(Stored items)
______________________________

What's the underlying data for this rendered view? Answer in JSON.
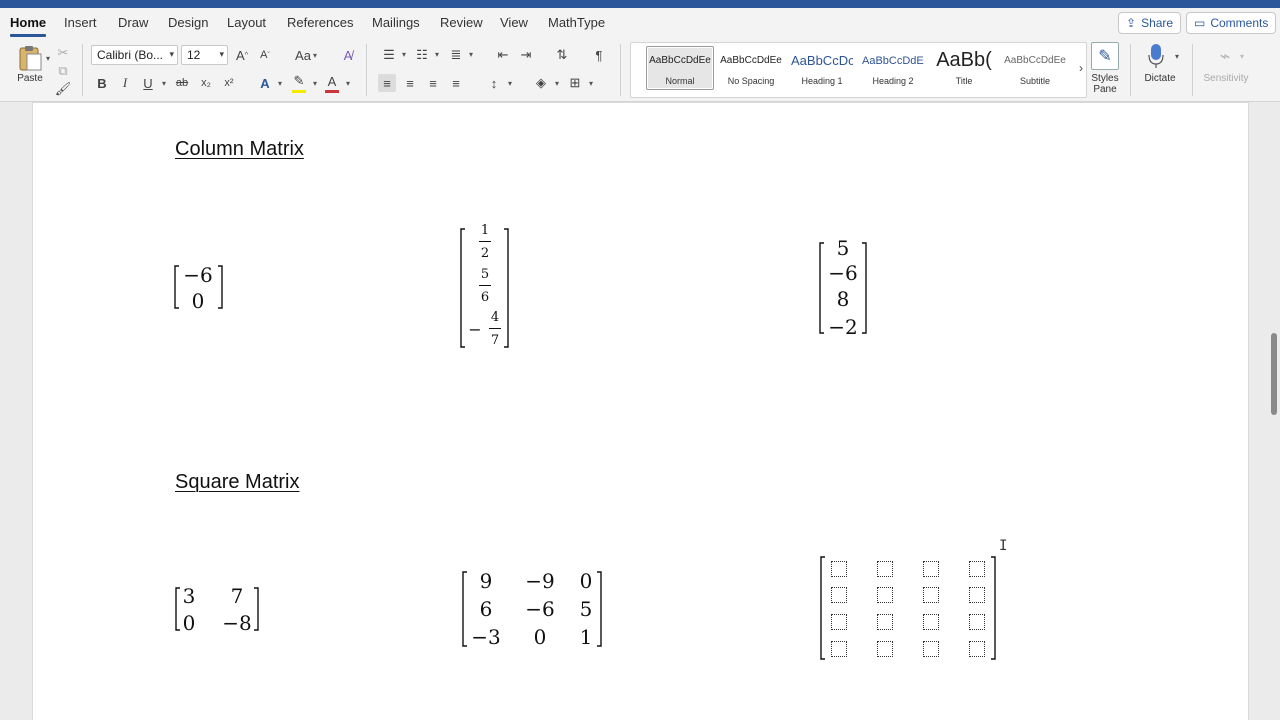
{
  "tabs": [
    "Home",
    "Insert",
    "Draw",
    "Design",
    "Layout",
    "References",
    "Mailings",
    "Review",
    "View",
    "MathType"
  ],
  "top_right": {
    "share": "Share",
    "comments": "Comments"
  },
  "ribbon": {
    "paste_label": "Paste",
    "font_name": "Calibri (Bo...",
    "font_size": "12",
    "grow_font": "A^",
    "shrink_font": "A˅",
    "case": "Aa",
    "bold": "B",
    "italic": "I",
    "underline": "U",
    "strike": "ab",
    "subscript": "x₂",
    "superscript": "x²",
    "pilcrow": "¶",
    "styles": [
      {
        "sample": "AaBbCcDdEe",
        "name": "Normal"
      },
      {
        "sample": "AaBbCcDdEe",
        "name": "No Spacing"
      },
      {
        "sample": "AaBbCcDc",
        "name": "Heading 1"
      },
      {
        "sample": "AaBbCcDdEe",
        "name": "Heading 2"
      },
      {
        "sample": "AaBb(",
        "name": "Title"
      },
      {
        "sample": "AaBbCcDdEe",
        "name": "Subtitle"
      }
    ],
    "styles_pane": "Styles Pane",
    "dictate": "Dictate",
    "sensitivity": "Sensitivity",
    "accent_color": "#2b579a",
    "highlight_color": "#f5e900",
    "font_color": "#d13438"
  },
  "document": {
    "heading_column": "Column Matrix",
    "heading_square": "Square Matrix",
    "col_matrix_1": [
      "−6",
      "0"
    ],
    "col_matrix_2": [
      {
        "num": "1",
        "den": "2",
        "sign": ""
      },
      {
        "num": "5",
        "den": "6",
        "sign": ""
      },
      {
        "num": "4",
        "den": "7",
        "sign": "−"
      }
    ],
    "col_matrix_3": [
      "5",
      "−6",
      "8",
      "−2"
    ],
    "sq_matrix_1": [
      [
        "3",
        "7"
      ],
      [
        "0",
        "−8"
      ]
    ],
    "sq_matrix_2": [
      [
        "9",
        "−9",
        "0"
      ],
      [
        "6",
        "−6",
        "5"
      ],
      [
        "−3",
        "0",
        "1"
      ]
    ],
    "sq_matrix_3_size": "4x4 empty placeholders"
  }
}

______________________________

YOUR GOAL: Print the records word for word and exclude any picture they hold.

RESULT OF THE EXERCISE:
What's the underlying data for this rendered view? Answer in JSON.
{
  "tabs": [
    "Home",
    "Insert",
    "Draw",
    "Design",
    "Layout",
    "References",
    "Mailings",
    "Review",
    "View",
    "MathType"
  ],
  "top_right": {
    "share": "Share",
    "comments": "Comments"
  },
  "ribbon": {
    "paste_label": "Paste",
    "font_name": "Calibri (Bo...",
    "font_size": "12",
    "grow_font": "A^",
    "shrink_font": "A˅",
    "case": "Aa",
    "bold": "B",
    "italic": "I",
    "underline": "U",
    "strike": "ab",
    "subscript": "x₂",
    "superscript": "x²",
    "pilcrow": "¶",
    "styles": [
      {
        "sample": "AaBbCcDdEe",
        "name": "Normal"
      },
      {
        "sample": "AaBbCcDdEe",
        "name": "No Spacing"
      },
      {
        "sample": "AaBbCcDc",
        "name": "Heading 1"
      },
      {
        "sample": "AaBbCcDdEe",
        "name": "Heading 2"
      },
      {
        "sample": "AaBb(",
        "name": "Title"
      },
      {
        "sample": "AaBbCcDdEe",
        "name": "Subtitle"
      }
    ],
    "styles_pane": "Styles Pane",
    "dictate": "Dictate",
    "sensitivity": "Sensitivity",
    "accent_color": "#2b579a",
    "highlight_color": "#f5e900",
    "font_color": "#d13438"
  },
  "document": {
    "heading_column": "Column Matrix",
    "heading_square": "Square Matrix",
    "col_matrix_1": [
      "−6",
      "0"
    ],
    "col_matrix_2": [
      {
        "num": "1",
        "den": "2",
        "sign": ""
      },
      {
        "num": "5",
        "den": "6",
        "sign": ""
      },
      {
        "num": "4",
        "den": "7",
        "sign": "−"
      }
    ],
    "col_matrix_3": [
      "5",
      "−6",
      "8",
      "−2"
    ],
    "sq_matrix_1": [
      [
        "3",
        "7"
      ],
      [
        "0",
        "−8"
      ]
    ],
    "sq_matrix_2": [
      [
        "9",
        "−9",
        "0"
      ],
      [
        "6",
        "−6",
        "5"
      ],
      [
        "−3",
        "0",
        "1"
      ]
    ],
    "sq_matrix_3_size": "4x4 empty placeholders"
  }
}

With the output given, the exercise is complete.